- Prompt -
Return the complete listing that follows, with each line reproduced exactly.

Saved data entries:

⟨

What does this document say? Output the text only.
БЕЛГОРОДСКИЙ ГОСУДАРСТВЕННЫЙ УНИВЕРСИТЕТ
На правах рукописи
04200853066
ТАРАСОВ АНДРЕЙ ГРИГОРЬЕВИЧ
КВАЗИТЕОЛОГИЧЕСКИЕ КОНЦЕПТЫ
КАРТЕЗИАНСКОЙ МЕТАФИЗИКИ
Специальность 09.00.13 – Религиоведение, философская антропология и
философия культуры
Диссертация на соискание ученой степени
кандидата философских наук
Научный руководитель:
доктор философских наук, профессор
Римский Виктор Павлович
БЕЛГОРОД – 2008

⟩

- Problem solution -
What does this document say? Output the text only.
БЕЛГОРОДСКИЙ ГОСУДАРСТВЕННЫЙ УНИВЕРСИТЕТ
На правах рукописи
04200853066
ТАРАСОВ АНДРЕЙ ГРИГОРЬЕВИЧ
КВАЗИТЕОЛОГИЧЕСКИЕ КОНЦЕПТЫ
КАРТЕЗИАНСКОЙ МЕТАФИЗИКИ
Специальность 09.00.13 – Религиоведение, философская антропология и
философия культуры
Диссертация на соискание ученой степени
кандидата философских наук
Научный руководитель:
доктор философских наук, профессор
Римский Виктор Павлович
БЕЛГОРОД – 2008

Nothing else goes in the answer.